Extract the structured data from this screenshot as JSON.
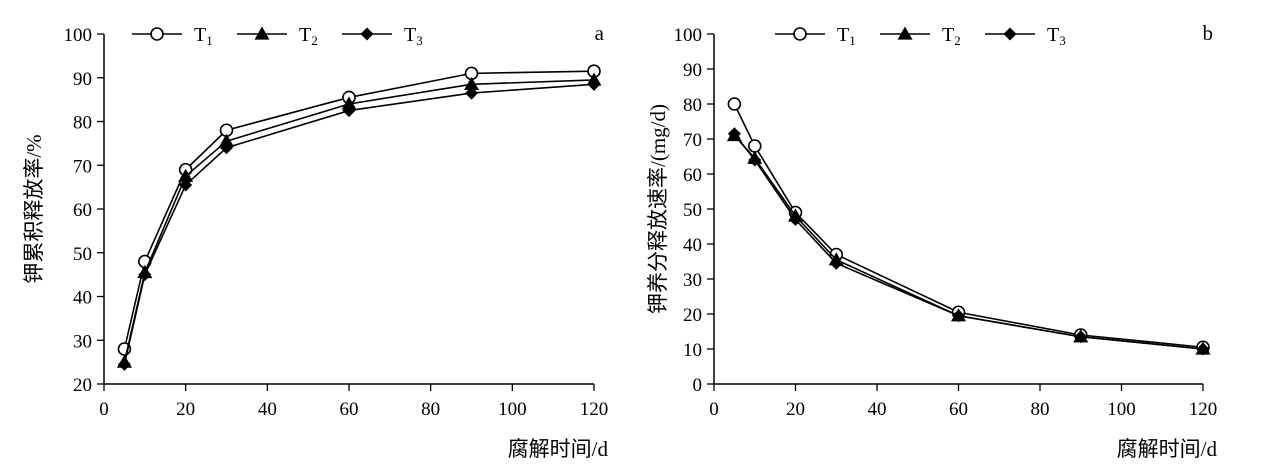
{
  "chart_data": [
    {
      "type": "line",
      "panel_label": "a",
      "xlabel": "腐解时间/d",
      "ylabel": "钾累积释放率/%",
      "xlim": [
        0,
        120
      ],
      "ylim": [
        20,
        100
      ],
      "xticks": [
        0,
        20,
        40,
        60,
        80,
        100,
        120
      ],
      "yticks": [
        20,
        30,
        40,
        50,
        60,
        70,
        80,
        90,
        100
      ],
      "grid": false,
      "legend_position": "top-center",
      "x": [
        5,
        10,
        20,
        30,
        60,
        90,
        120
      ],
      "series": [
        {
          "name": "T",
          "sub": "1",
          "marker": "circle-open",
          "values": [
            28.0,
            48.0,
            69.0,
            78.0,
            85.5,
            91.0,
            91.5
          ]
        },
        {
          "name": "T",
          "sub": "2",
          "marker": "triangle",
          "values": [
            25.0,
            45.5,
            67.5,
            75.5,
            84.0,
            88.5,
            89.5
          ]
        },
        {
          "name": "T",
          "sub": "3",
          "marker": "diamond",
          "values": [
            24.5,
            45.0,
            65.5,
            74.0,
            82.5,
            86.5,
            88.5
          ]
        }
      ]
    },
    {
      "type": "line",
      "panel_label": "b",
      "xlabel": "腐解时间/d",
      "ylabel": "钾养分释放速率/(mg/d)",
      "xlim": [
        0,
        120
      ],
      "ylim": [
        0,
        100
      ],
      "xticks": [
        0,
        20,
        40,
        60,
        80,
        100,
        120
      ],
      "yticks": [
        0,
        10,
        20,
        30,
        40,
        50,
        60,
        70,
        80,
        90,
        100
      ],
      "grid": false,
      "legend_position": "top-center",
      "x": [
        5,
        10,
        20,
        30,
        60,
        90,
        120
      ],
      "series": [
        {
          "name": "T",
          "sub": "1",
          "marker": "circle-open",
          "values": [
            80.0,
            68.0,
            49.0,
            37.0,
            20.5,
            14.0,
            10.5
          ]
        },
        {
          "name": "T",
          "sub": "2",
          "marker": "triangle",
          "values": [
            71.0,
            64.5,
            48.0,
            35.5,
            19.5,
            13.5,
            10.0
          ]
        },
        {
          "name": "T",
          "sub": "3",
          "marker": "diamond",
          "values": [
            71.5,
            64.0,
            47.0,
            34.5,
            19.5,
            13.5,
            10.0
          ]
        }
      ]
    }
  ]
}
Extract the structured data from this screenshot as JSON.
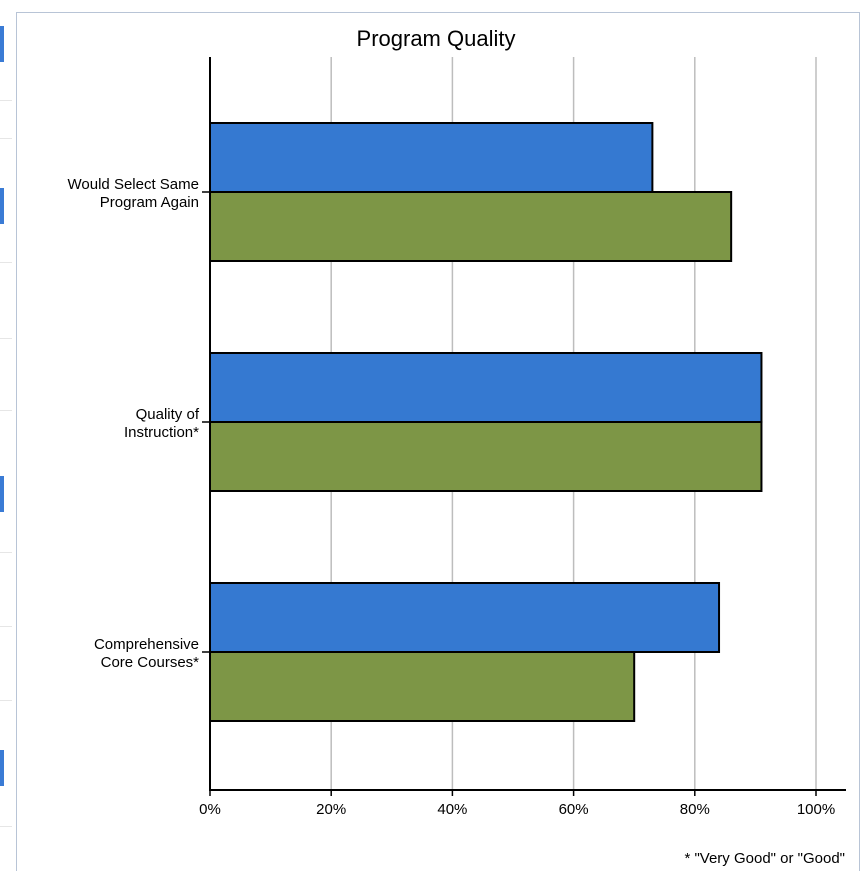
{
  "chart_data": {
    "type": "bar",
    "orientation": "horizontal",
    "title": "Program Quality",
    "categories": [
      [
        "Would Select Same",
        "Program Again"
      ],
      [
        "Quality of",
        "Instruction*"
      ],
      [
        "Comprehensive",
        "Core Courses*"
      ]
    ],
    "series": [
      {
        "values": [
          73,
          91,
          84
        ],
        "color": "#3579d1"
      },
      {
        "values": [
          86,
          91,
          70
        ],
        "color": "#7d9646"
      }
    ],
    "xlim": [
      0,
      100
    ],
    "xticks": [
      "0%",
      "20%",
      "40%",
      "60%",
      "80%",
      "100%"
    ],
    "grid": true,
    "footnote": "* \"Very Good\" or \"Good\""
  }
}
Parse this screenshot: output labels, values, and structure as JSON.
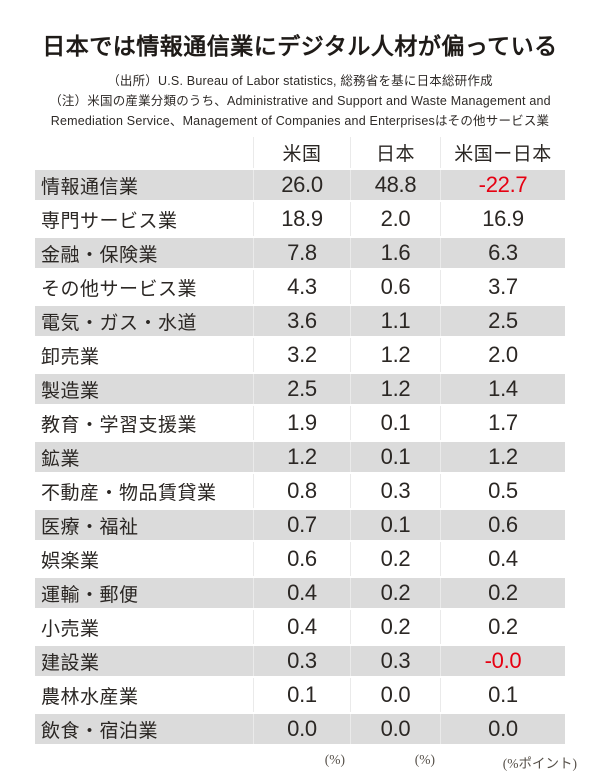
{
  "title": "日本では情報通信業にデジタル人材が偏っている",
  "source": "（出所）U.S. Bureau of Labor statistics, 総務省を基に日本総研作成",
  "note_line1": "（注）米国の産業分類のうち、Administrative and Support and Waste Management and",
  "note_line2": "Remediation Service、Management of Companies and Enterprisesはその他サービス業",
  "colors": {
    "negative": "#e60012",
    "row_alt_background": "#dbdbdb",
    "text": "#2b2724"
  },
  "chart_data": {
    "type": "table",
    "columns": [
      "",
      "米国",
      "日本",
      "米国ー日本"
    ],
    "units": [
      "",
      "(%)",
      "(%)",
      "(%ポイント)"
    ],
    "rows": [
      {
        "label": "情報通信業",
        "us": "26.0",
        "jp": "48.8",
        "diff": "-22.7"
      },
      {
        "label": "専門サービス業",
        "us": "18.9",
        "jp": "2.0",
        "diff": "16.9"
      },
      {
        "label": "金融・保険業",
        "us": "7.8",
        "jp": "1.6",
        "diff": "6.3"
      },
      {
        "label": "その他サービス業",
        "us": "4.3",
        "jp": "0.6",
        "diff": "3.7"
      },
      {
        "label": "電気・ガス・水道",
        "us": "3.6",
        "jp": "1.1",
        "diff": "2.5"
      },
      {
        "label": "卸売業",
        "us": "3.2",
        "jp": "1.2",
        "diff": "2.0"
      },
      {
        "label": "製造業",
        "us": "2.5",
        "jp": "1.2",
        "diff": "1.4"
      },
      {
        "label": "教育・学習支援業",
        "us": "1.9",
        "jp": "0.1",
        "diff": "1.7"
      },
      {
        "label": "鉱業",
        "us": "1.2",
        "jp": "0.1",
        "diff": "1.2"
      },
      {
        "label": "不動産・物品賃貸業",
        "us": "0.8",
        "jp": "0.3",
        "diff": "0.5"
      },
      {
        "label": "医療・福祉",
        "us": "0.7",
        "jp": "0.1",
        "diff": "0.6"
      },
      {
        "label": "娯楽業",
        "us": "0.6",
        "jp": "0.2",
        "diff": "0.4"
      },
      {
        "label": "運輸・郵便",
        "us": "0.4",
        "jp": "0.2",
        "diff": "0.2"
      },
      {
        "label": "小売業",
        "us": "0.4",
        "jp": "0.2",
        "diff": "0.2"
      },
      {
        "label": "建設業",
        "us": "0.3",
        "jp": "0.3",
        "diff": "-0.0"
      },
      {
        "label": "農林水産業",
        "us": "0.1",
        "jp": "0.0",
        "diff": "0.1"
      },
      {
        "label": "飲食・宿泊業",
        "us": "0.0",
        "jp": "0.0",
        "diff": "0.0"
      }
    ]
  }
}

**Aim:**
Transcribe all the lines above exactly, apart from the pictures.

**Result:**
Extract the structured data from this screenshot as JSON.
{
  "chart_data": [
    {
      "type": "line",
      "panel_label": "a",
      "xlabel": "腐解时间/d",
      "ylabel": "钾累积释放率/%",
      "xlim": [
        0,
        120
      ],
      "ylim": [
        20,
        100
      ],
      "xticks": [
        0,
        20,
        40,
        60,
        80,
        100,
        120
      ],
      "yticks": [
        20,
        30,
        40,
        50,
        60,
        70,
        80,
        90,
        100
      ],
      "grid": false,
      "legend_position": "top-center",
      "x": [
        5,
        10,
        20,
        30,
        60,
        90,
        120
      ],
      "series": [
        {
          "name": "T",
          "sub": "1",
          "marker": "circle-open",
          "values": [
            28.0,
            48.0,
            69.0,
            78.0,
            85.5,
            91.0,
            91.5
          ]
        },
        {
          "name": "T",
          "sub": "2",
          "marker": "triangle",
          "values": [
            25.0,
            45.5,
            67.5,
            75.5,
            84.0,
            88.5,
            89.5
          ]
        },
        {
          "name": "T",
          "sub": "3",
          "marker": "diamond",
          "values": [
            24.5,
            45.0,
            65.5,
            74.0,
            82.5,
            86.5,
            88.5
          ]
        }
      ]
    },
    {
      "type": "line",
      "panel_label": "b",
      "xlabel": "腐解时间/d",
      "ylabel": "钾养分释放速率/(mg/d)",
      "xlim": [
        0,
        120
      ],
      "ylim": [
        0,
        100
      ],
      "xticks": [
        0,
        20,
        40,
        60,
        80,
        100,
        120
      ],
      "yticks": [
        0,
        10,
        20,
        30,
        40,
        50,
        60,
        70,
        80,
        90,
        100
      ],
      "grid": false,
      "legend_position": "top-center",
      "x": [
        5,
        10,
        20,
        30,
        60,
        90,
        120
      ],
      "series": [
        {
          "name": "T",
          "sub": "1",
          "marker": "circle-open",
          "values": [
            80.0,
            68.0,
            49.0,
            37.0,
            20.5,
            14.0,
            10.5
          ]
        },
        {
          "name": "T",
          "sub": "2",
          "marker": "triangle",
          "values": [
            71.0,
            64.5,
            48.0,
            35.5,
            19.5,
            13.5,
            10.0
          ]
        },
        {
          "name": "T",
          "sub": "3",
          "marker": "diamond",
          "values": [
            71.5,
            64.0,
            47.0,
            34.5,
            19.5,
            13.5,
            10.0
          ]
        }
      ]
    }
  ]
}
Extract the structured data from this screenshot as JSON.
{
  "chart_data": {
    "type": "bar",
    "orientation": "horizontal",
    "title": "Program Quality",
    "categories": [
      [
        "Would Select Same",
        "Program Again"
      ],
      [
        "Quality of",
        "Instruction*"
      ],
      [
        "Comprehensive",
        "Core Courses*"
      ]
    ],
    "series": [
      {
        "values": [
          73,
          91,
          84
        ],
        "color": "#3579d1"
      },
      {
        "values": [
          86,
          91,
          70
        ],
        "color": "#7d9646"
      }
    ],
    "xlim": [
      0,
      100
    ],
    "xticks": [
      "0%",
      "20%",
      "40%",
      "60%",
      "80%",
      "100%"
    ],
    "grid": true,
    "footnote": "* \"Very Good\" or \"Good\""
  }
}
Parse this screenshot: output labels, values, and structure as JSON.
{
  "title": "日本では情報通信業にデジタル人材が偏っている",
  "source": "（出所）U.S. Bureau of Labor statistics, 総務省を基に日本総研作成",
  "note_line1": "（注）米国の産業分類のうち、Administrative and Support and Waste Management and",
  "note_line2": "Remediation Service、Management of Companies and Enterprisesはその他サービス業",
  "colors": {
    "negative": "#e60012",
    "row_alt_background": "#dbdbdb",
    "text": "#2b2724"
  },
  "chart_data": {
    "type": "table",
    "columns": [
      "",
      "米国",
      "日本",
      "米国ー日本"
    ],
    "units": [
      "",
      "(%)",
      "(%)",
      "(%ポイント)"
    ],
    "rows": [
      {
        "label": "情報通信業",
        "us": "26.0",
        "jp": "48.8",
        "diff": "-22.7"
      },
      {
        "label": "専門サービス業",
        "us": "18.9",
        "jp": "2.0",
        "diff": "16.9"
      },
      {
        "label": "金融・保険業",
        "us": "7.8",
        "jp": "1.6",
        "diff": "6.3"
      },
      {
        "label": "その他サービス業",
        "us": "4.3",
        "jp": "0.6",
        "diff": "3.7"
      },
      {
        "label": "電気・ガス・水道",
        "us": "3.6",
        "jp": "1.1",
        "diff": "2.5"
      },
      {
        "label": "卸売業",
        "us": "3.2",
        "jp": "1.2",
        "diff": "2.0"
      },
      {
        "label": "製造業",
        "us": "2.5",
        "jp": "1.2",
        "diff": "1.4"
      },
      {
        "label": "教育・学習支援業",
        "us": "1.9",
        "jp": "0.1",
        "diff": "1.7"
      },
      {
        "label": "鉱業",
        "us": "1.2",
        "jp": "0.1",
        "diff": "1.2"
      },
      {
        "label": "不動産・物品賃貸業",
        "us": "0.8",
        "jp": "0.3",
        "diff": "0.5"
      },
      {
        "label": "医療・福祉",
        "us": "0.7",
        "jp": "0.1",
        "diff": "0.6"
      },
      {
        "label": "娯楽業",
        "us": "0.6",
        "jp": "0.2",
        "diff": "0.4"
      },
      {
        "label": "運輸・郵便",
        "us": "0.4",
        "jp": "0.2",
        "diff": "0.2"
      },
      {
        "label": "小売業",
        "us": "0.4",
        "jp": "0.2",
        "diff": "0.2"
      },
      {
        "label": "建設業",
        "us": "0.3",
        "jp": "0.3",
        "diff": "-0.0"
      },
      {
        "label": "農林水産業",
        "us": "0.1",
        "jp": "0.0",
        "diff": "0.1"
      },
      {
        "label": "飲食・宿泊業",
        "us": "0.0",
        "jp": "0.0",
        "diff": "0.0"
      }
    ]
  }
}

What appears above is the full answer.